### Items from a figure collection
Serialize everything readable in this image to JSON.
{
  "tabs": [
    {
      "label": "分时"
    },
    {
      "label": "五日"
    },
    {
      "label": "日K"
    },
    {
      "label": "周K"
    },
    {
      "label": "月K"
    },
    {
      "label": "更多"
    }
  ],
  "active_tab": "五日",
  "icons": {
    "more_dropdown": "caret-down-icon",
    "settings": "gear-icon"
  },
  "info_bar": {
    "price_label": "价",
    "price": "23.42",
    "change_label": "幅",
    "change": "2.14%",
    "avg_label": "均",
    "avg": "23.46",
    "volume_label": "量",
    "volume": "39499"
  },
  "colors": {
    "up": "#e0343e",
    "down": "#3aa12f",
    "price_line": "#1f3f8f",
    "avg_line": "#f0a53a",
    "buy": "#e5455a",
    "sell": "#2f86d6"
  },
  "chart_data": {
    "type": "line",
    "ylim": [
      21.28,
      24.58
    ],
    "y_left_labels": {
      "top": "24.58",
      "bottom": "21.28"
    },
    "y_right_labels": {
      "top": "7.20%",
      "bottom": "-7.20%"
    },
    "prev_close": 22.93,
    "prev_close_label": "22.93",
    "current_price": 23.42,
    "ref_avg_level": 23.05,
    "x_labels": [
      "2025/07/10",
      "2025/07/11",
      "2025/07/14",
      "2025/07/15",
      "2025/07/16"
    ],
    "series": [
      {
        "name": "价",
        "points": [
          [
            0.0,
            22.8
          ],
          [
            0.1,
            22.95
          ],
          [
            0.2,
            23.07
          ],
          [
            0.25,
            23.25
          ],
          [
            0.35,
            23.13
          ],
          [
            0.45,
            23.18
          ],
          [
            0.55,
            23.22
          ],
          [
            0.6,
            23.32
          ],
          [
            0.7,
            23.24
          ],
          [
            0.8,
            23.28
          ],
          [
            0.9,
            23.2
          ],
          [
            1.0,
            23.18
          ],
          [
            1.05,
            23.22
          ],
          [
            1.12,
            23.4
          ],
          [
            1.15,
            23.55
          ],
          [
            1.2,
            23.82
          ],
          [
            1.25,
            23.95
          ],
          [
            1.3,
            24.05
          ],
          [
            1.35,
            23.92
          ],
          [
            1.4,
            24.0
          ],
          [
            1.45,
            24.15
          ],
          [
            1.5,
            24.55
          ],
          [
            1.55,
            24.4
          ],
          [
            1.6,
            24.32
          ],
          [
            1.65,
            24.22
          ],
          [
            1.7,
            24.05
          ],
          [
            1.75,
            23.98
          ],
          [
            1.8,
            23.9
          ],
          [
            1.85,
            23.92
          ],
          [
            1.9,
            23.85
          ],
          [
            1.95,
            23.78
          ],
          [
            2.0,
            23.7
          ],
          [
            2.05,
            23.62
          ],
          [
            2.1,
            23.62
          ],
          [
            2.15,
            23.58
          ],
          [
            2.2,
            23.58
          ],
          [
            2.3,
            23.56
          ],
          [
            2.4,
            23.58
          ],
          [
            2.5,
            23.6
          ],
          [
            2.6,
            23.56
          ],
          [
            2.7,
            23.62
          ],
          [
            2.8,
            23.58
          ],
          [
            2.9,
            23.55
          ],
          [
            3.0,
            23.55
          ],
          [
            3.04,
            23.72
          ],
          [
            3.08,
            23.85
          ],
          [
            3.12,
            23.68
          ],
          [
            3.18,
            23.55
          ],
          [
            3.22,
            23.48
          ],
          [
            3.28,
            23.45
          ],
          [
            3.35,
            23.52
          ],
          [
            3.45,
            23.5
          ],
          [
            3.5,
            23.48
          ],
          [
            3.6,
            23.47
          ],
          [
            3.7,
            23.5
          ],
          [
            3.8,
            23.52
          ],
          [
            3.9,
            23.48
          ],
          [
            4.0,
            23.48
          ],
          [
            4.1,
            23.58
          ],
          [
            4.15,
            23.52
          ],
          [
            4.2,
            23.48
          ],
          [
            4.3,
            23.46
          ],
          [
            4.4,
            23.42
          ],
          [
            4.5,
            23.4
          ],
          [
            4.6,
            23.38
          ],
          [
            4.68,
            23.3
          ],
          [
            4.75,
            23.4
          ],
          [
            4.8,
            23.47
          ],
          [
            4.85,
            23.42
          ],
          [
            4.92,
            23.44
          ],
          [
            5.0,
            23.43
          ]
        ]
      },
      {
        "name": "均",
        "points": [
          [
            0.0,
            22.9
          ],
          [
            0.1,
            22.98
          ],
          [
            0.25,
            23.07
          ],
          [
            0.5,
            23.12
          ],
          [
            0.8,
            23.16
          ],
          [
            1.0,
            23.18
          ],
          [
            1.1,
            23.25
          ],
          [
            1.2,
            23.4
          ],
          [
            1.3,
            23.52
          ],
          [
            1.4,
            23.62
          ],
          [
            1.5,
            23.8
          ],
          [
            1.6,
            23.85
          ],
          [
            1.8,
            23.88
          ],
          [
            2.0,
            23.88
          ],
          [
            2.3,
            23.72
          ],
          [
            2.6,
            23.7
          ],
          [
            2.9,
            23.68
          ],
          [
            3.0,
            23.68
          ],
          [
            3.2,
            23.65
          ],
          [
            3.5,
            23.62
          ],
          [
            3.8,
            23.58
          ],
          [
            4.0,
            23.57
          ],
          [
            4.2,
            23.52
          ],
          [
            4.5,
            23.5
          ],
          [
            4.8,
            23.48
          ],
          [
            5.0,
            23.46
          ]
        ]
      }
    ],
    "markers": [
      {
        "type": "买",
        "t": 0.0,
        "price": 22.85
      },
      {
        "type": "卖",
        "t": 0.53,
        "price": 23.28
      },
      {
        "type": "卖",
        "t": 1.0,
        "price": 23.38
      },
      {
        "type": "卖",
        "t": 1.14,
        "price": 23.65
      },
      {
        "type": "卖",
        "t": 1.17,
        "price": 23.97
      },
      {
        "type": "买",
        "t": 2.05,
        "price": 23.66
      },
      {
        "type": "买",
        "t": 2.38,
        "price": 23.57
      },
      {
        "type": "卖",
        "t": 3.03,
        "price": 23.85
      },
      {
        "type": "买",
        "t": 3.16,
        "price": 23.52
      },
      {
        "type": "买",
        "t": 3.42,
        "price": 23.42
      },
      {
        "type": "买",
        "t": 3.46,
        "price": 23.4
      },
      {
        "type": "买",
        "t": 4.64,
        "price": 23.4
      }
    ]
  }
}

### Exercise brief
Extract all the entries word for word.

### Exercise answer
Serialize everything readable in this image to JSON.
{
  "tabs": [
    {
      "label": "分时"
    },
    {
      "label": "五日"
    },
    {
      "label": "日K"
    },
    {
      "label": "周K"
    },
    {
      "label": "月K"
    },
    {
      "label": "更多"
    }
  ],
  "active_tab": "五日",
  "icons": {
    "more_dropdown": "caret-down-icon",
    "settings": "gear-icon"
  },
  "info_bar": {
    "price_label": "价",
    "price": "23.42",
    "change_label": "幅",
    "change": "2.14%",
    "avg_label": "均",
    "avg": "23.46",
    "volume_label": "量",
    "volume": "39499"
  },
  "colors": {
    "up": "#e0343e",
    "down": "#3aa12f",
    "price_line": "#1f3f8f",
    "avg_line": "#f0a53a",
    "buy": "#e5455a",
    "sell": "#2f86d6"
  },
  "chart_data": {
    "type": "line",
    "ylim": [
      21.28,
      24.58
    ],
    "y_left_labels": {
      "top": "24.58",
      "bottom": "21.28"
    },
    "y_right_labels": {
      "top": "7.20%",
      "bottom": "-7.20%"
    },
    "prev_close": 22.93,
    "prev_close_label": "22.93",
    "current_price": 23.42,
    "ref_avg_level": 23.05,
    "x_labels": [
      "2025/07/10",
      "2025/07/11",
      "2025/07/14",
      "2025/07/15",
      "2025/07/16"
    ],
    "series": [
      {
        "name": "价",
        "points": [
          [
            0.0,
            22.8
          ],
          [
            0.1,
            22.95
          ],
          [
            0.2,
            23.07
          ],
          [
            0.25,
            23.25
          ],
          [
            0.35,
            23.13
          ],
          [
            0.45,
            23.18
          ],
          [
            0.55,
            23.22
          ],
          [
            0.6,
            23.32
          ],
          [
            0.7,
            23.24
          ],
          [
            0.8,
            23.28
          ],
          [
            0.9,
            23.2
          ],
          [
            1.0,
            23.18
          ],
          [
            1.05,
            23.22
          ],
          [
            1.12,
            23.4
          ],
          [
            1.15,
            23.55
          ],
          [
            1.2,
            23.82
          ],
          [
            1.25,
            23.95
          ],
          [
            1.3,
            24.05
          ],
          [
            1.35,
            23.92
          ],
          [
            1.4,
            24.0
          ],
          [
            1.45,
            24.15
          ],
          [
            1.5,
            24.55
          ],
          [
            1.55,
            24.4
          ],
          [
            1.6,
            24.32
          ],
          [
            1.65,
            24.22
          ],
          [
            1.7,
            24.05
          ],
          [
            1.75,
            23.98
          ],
          [
            1.8,
            23.9
          ],
          [
            1.85,
            23.92
          ],
          [
            1.9,
            23.85
          ],
          [
            1.95,
            23.78
          ],
          [
            2.0,
            23.7
          ],
          [
            2.05,
            23.62
          ],
          [
            2.1,
            23.62
          ],
          [
            2.15,
            23.58
          ],
          [
            2.2,
            23.58
          ],
          [
            2.3,
            23.56
          ],
          [
            2.4,
            23.58
          ],
          [
            2.5,
            23.6
          ],
          [
            2.6,
            23.56
          ],
          [
            2.7,
            23.62
          ],
          [
            2.8,
            23.58
          ],
          [
            2.9,
            23.55
          ],
          [
            3.0,
            23.55
          ],
          [
            3.04,
            23.72
          ],
          [
            3.08,
            23.85
          ],
          [
            3.12,
            23.68
          ],
          [
            3.18,
            23.55
          ],
          [
            3.22,
            23.48
          ],
          [
            3.28,
            23.45
          ],
          [
            3.35,
            23.52
          ],
          [
            3.45,
            23.5
          ],
          [
            3.5,
            23.48
          ],
          [
            3.6,
            23.47
          ],
          [
            3.7,
            23.5
          ],
          [
            3.8,
            23.52
          ],
          [
            3.9,
            23.48
          ],
          [
            4.0,
            23.48
          ],
          [
            4.1,
            23.58
          ],
          [
            4.15,
            23.52
          ],
          [
            4.2,
            23.48
          ],
          [
            4.3,
            23.46
          ],
          [
            4.4,
            23.42
          ],
          [
            4.5,
            23.4
          ],
          [
            4.6,
            23.38
          ],
          [
            4.68,
            23.3
          ],
          [
            4.75,
            23.4
          ],
          [
            4.8,
            23.47
          ],
          [
            4.85,
            23.42
          ],
          [
            4.92,
            23.44
          ],
          [
            5.0,
            23.43
          ]
        ]
      },
      {
        "name": "均",
        "points": [
          [
            0.0,
            22.9
          ],
          [
            0.1,
            22.98
          ],
          [
            0.25,
            23.07
          ],
          [
            0.5,
            23.12
          ],
          [
            0.8,
            23.16
          ],
          [
            1.0,
            23.18
          ],
          [
            1.1,
            23.25
          ],
          [
            1.2,
            23.4
          ],
          [
            1.3,
            23.52
          ],
          [
            1.4,
            23.62
          ],
          [
            1.5,
            23.8
          ],
          [
            1.6,
            23.85
          ],
          [
            1.8,
            23.88
          ],
          [
            2.0,
            23.88
          ],
          [
            2.3,
            23.72
          ],
          [
            2.6,
            23.7
          ],
          [
            2.9,
            23.68
          ],
          [
            3.0,
            23.68
          ],
          [
            3.2,
            23.65
          ],
          [
            3.5,
            23.62
          ],
          [
            3.8,
            23.58
          ],
          [
            4.0,
            23.57
          ],
          [
            4.2,
            23.52
          ],
          [
            4.5,
            23.5
          ],
          [
            4.8,
            23.48
          ],
          [
            5.0,
            23.46
          ]
        ]
      }
    ],
    "markers": [
      {
        "type": "买",
        "t": 0.0,
        "price": 22.85
      },
      {
        "type": "卖",
        "t": 0.53,
        "price": 23.28
      },
      {
        "type": "卖",
        "t": 1.0,
        "price": 23.38
      },
      {
        "type": "卖",
        "t": 1.14,
        "price": 23.65
      },
      {
        "type": "卖",
        "t": 1.17,
        "price": 23.97
      },
      {
        "type": "买",
        "t": 2.05,
        "price": 23.66
      },
      {
        "type": "买",
        "t": 2.38,
        "price": 23.57
      },
      {
        "type": "卖",
        "t": 3.03,
        "price": 23.85
      },
      {
        "type": "买",
        "t": 3.16,
        "price": 23.52
      },
      {
        "type": "买",
        "t": 3.42,
        "price": 23.42
      },
      {
        "type": "买",
        "t": 3.46,
        "price": 23.4
      },
      {
        "type": "买",
        "t": 4.64,
        "price": 23.4
      }
    ]
  }
}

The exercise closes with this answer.